● **Exercise goal**
Reproduce the listing below word for word, with no pictures.

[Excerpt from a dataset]
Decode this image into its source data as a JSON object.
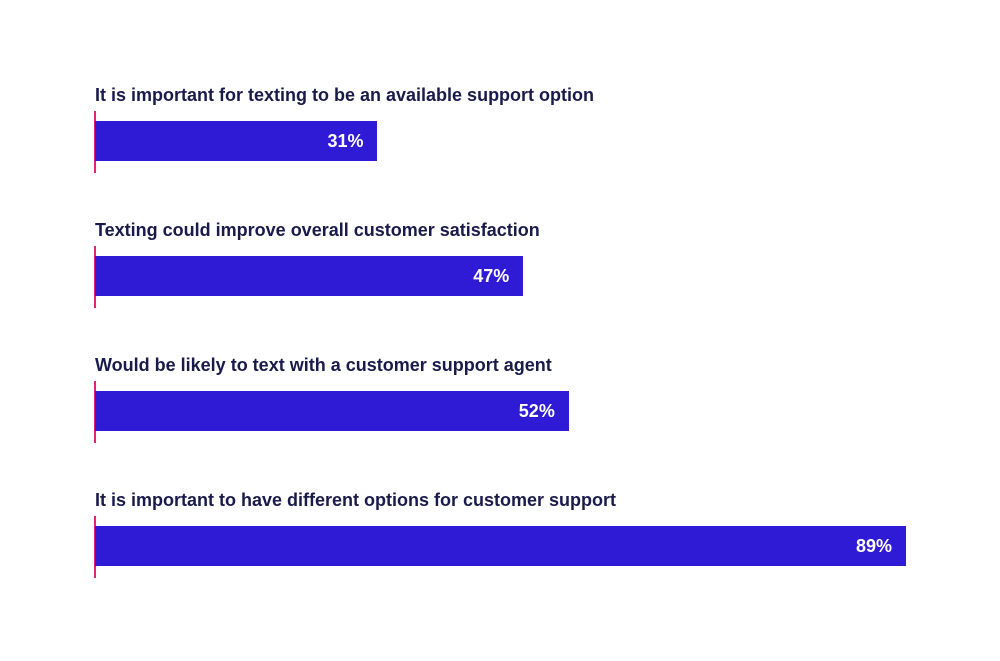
{
  "chart_data": {
    "type": "bar",
    "orientation": "horizontal",
    "categories": [
      "It is important for texting to be an available support option",
      "Texting could improve overall customer satisfaction",
      "Would be likely to text with a customer support agent",
      "It is important to have different options for customer support"
    ],
    "values": [
      31,
      47,
      52,
      89
    ],
    "value_labels": [
      "31%",
      "47%",
      "52%",
      "89%"
    ],
    "xlim": [
      0,
      100
    ],
    "grid": false,
    "legend": "none",
    "colors": {
      "bar": "#2f1bd6",
      "axis": "#e0247a",
      "label_text": "#1a1a4b",
      "value_text": "#ffffff"
    }
  }
}
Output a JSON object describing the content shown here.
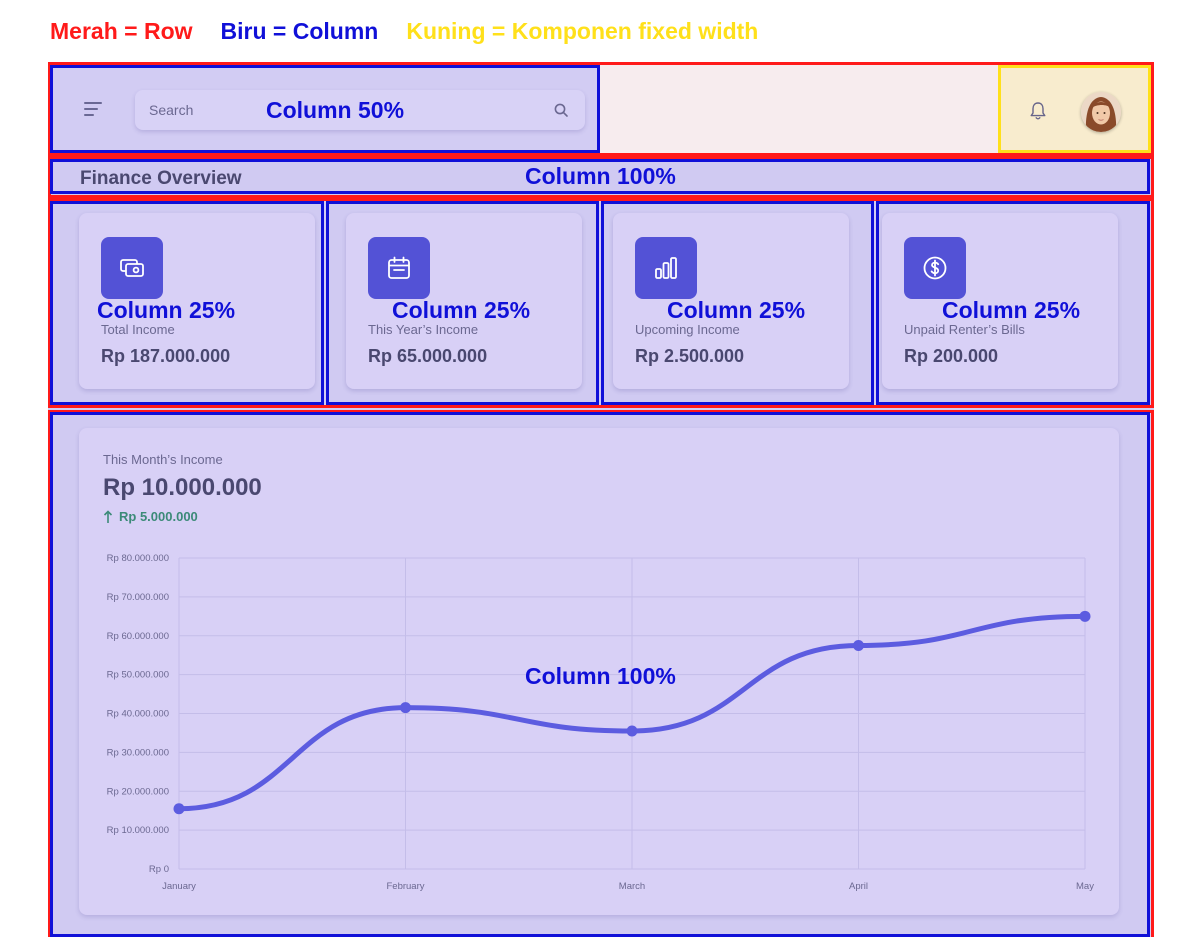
{
  "legend": {
    "row": {
      "text": "Merah = Row",
      "color": "#ff1a1a"
    },
    "column": {
      "text": "Biru = Column",
      "color": "#1010d8"
    },
    "fixed": {
      "text": "Kuning = Komponen fixed width",
      "color": "#ffe01a"
    }
  },
  "header": {
    "search_placeholder": "Search",
    "overlay": "Column 50%"
  },
  "section": {
    "title": "Finance Overview",
    "overlay": "Column 100%"
  },
  "cards": [
    {
      "icon": "wallet-icon",
      "label": "Total Income",
      "value": "Rp 187.000.000",
      "overlay": "Column 25%"
    },
    {
      "icon": "calendar-icon",
      "label": "This Year’s Income",
      "value": "Rp 65.000.000",
      "overlay": "Column 25%"
    },
    {
      "icon": "bar-chart-icon",
      "label": "Upcoming Income",
      "value": "Rp 2.500.000",
      "overlay": "Column 25%"
    },
    {
      "icon": "dollar-circle-icon",
      "label": "Unpaid Renter’s Bills",
      "value": "Rp 200.000",
      "overlay": "Column 25%"
    }
  ],
  "income_card": {
    "subtitle": "This Month’s Income",
    "value": "Rp 10.000.000",
    "delta": "Rp 5.000.000",
    "overlay": "Column 100%"
  },
  "colors": {
    "accent": "#5352d6",
    "line": "#5c5ce0",
    "text": "#4a4870",
    "positive": "#3c8a78"
  },
  "chart_data": {
    "type": "line",
    "categories": [
      "January",
      "February",
      "March",
      "April",
      "May"
    ],
    "series": [
      {
        "values": [
          15500000,
          41500000,
          35500000,
          57500000,
          65000000
        ]
      }
    ],
    "ylim": [
      0,
      80000000
    ],
    "y_ticks": [
      0,
      10000000,
      20000000,
      30000000,
      40000000,
      50000000,
      60000000,
      70000000,
      80000000
    ],
    "y_tick_labels": [
      "Rp 0",
      "Rp 10.000.000",
      "Rp 20.000.000",
      "Rp 30.000.000",
      "Rp 40.000.000",
      "Rp 50.000.000",
      "Rp 60.000.000",
      "Rp 70.000.000",
      "Rp 80.000.000"
    ],
    "grid": true,
    "smooth": true
  }
}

● **Written response**
Decode this image into its source data as a JSON object.
{
  "chart_data": {
    "type": "bar",
    "orientation": "horizontal",
    "categories": [
      "It is important for texting to be an available support option",
      "Texting could improve overall customer satisfaction",
      "Would be likely to text with a customer support agent",
      "It is important to have different options for customer support"
    ],
    "values": [
      31,
      47,
      52,
      89
    ],
    "value_labels": [
      "31%",
      "47%",
      "52%",
      "89%"
    ],
    "xlim": [
      0,
      100
    ],
    "grid": false,
    "legend": "none",
    "colors": {
      "bar": "#2f1bd6",
      "axis": "#e0247a",
      "label_text": "#1a1a4b",
      "value_text": "#ffffff"
    }
  }
}
Output a JSON object describing the content shown here.
{
  "legend": {
    "row": {
      "text": "Merah = Row",
      "color": "#ff1a1a"
    },
    "column": {
      "text": "Biru = Column",
      "color": "#1010d8"
    },
    "fixed": {
      "text": "Kuning = Komponen fixed width",
      "color": "#ffe01a"
    }
  },
  "header": {
    "search_placeholder": "Search",
    "overlay": "Column 50%"
  },
  "section": {
    "title": "Finance Overview",
    "overlay": "Column 100%"
  },
  "cards": [
    {
      "icon": "wallet-icon",
      "label": "Total Income",
      "value": "Rp 187.000.000",
      "overlay": "Column 25%"
    },
    {
      "icon": "calendar-icon",
      "label": "This Year’s Income",
      "value": "Rp 65.000.000",
      "overlay": "Column 25%"
    },
    {
      "icon": "bar-chart-icon",
      "label": "Upcoming Income",
      "value": "Rp 2.500.000",
      "overlay": "Column 25%"
    },
    {
      "icon": "dollar-circle-icon",
      "label": "Unpaid Renter’s Bills",
      "value": "Rp 200.000",
      "overlay": "Column 25%"
    }
  ],
  "income_card": {
    "subtitle": "This Month’s Income",
    "value": "Rp 10.000.000",
    "delta": "Rp 5.000.000",
    "overlay": "Column 100%"
  },
  "colors": {
    "accent": "#5352d6",
    "line": "#5c5ce0",
    "text": "#4a4870",
    "positive": "#3c8a78"
  },
  "chart_data": {
    "type": "line",
    "categories": [
      "January",
      "February",
      "March",
      "April",
      "May"
    ],
    "series": [
      {
        "values": [
          15500000,
          41500000,
          35500000,
          57500000,
          65000000
        ]
      }
    ],
    "ylim": [
      0,
      80000000
    ],
    "y_ticks": [
      0,
      10000000,
      20000000,
      30000000,
      40000000,
      50000000,
      60000000,
      70000000,
      80000000
    ],
    "y_tick_labels": [
      "Rp 0",
      "Rp 10.000.000",
      "Rp 20.000.000",
      "Rp 30.000.000",
      "Rp 40.000.000",
      "Rp 50.000.000",
      "Rp 60.000.000",
      "Rp 70.000.000",
      "Rp 80.000.000"
    ],
    "grid": true,
    "smooth": true
  }
}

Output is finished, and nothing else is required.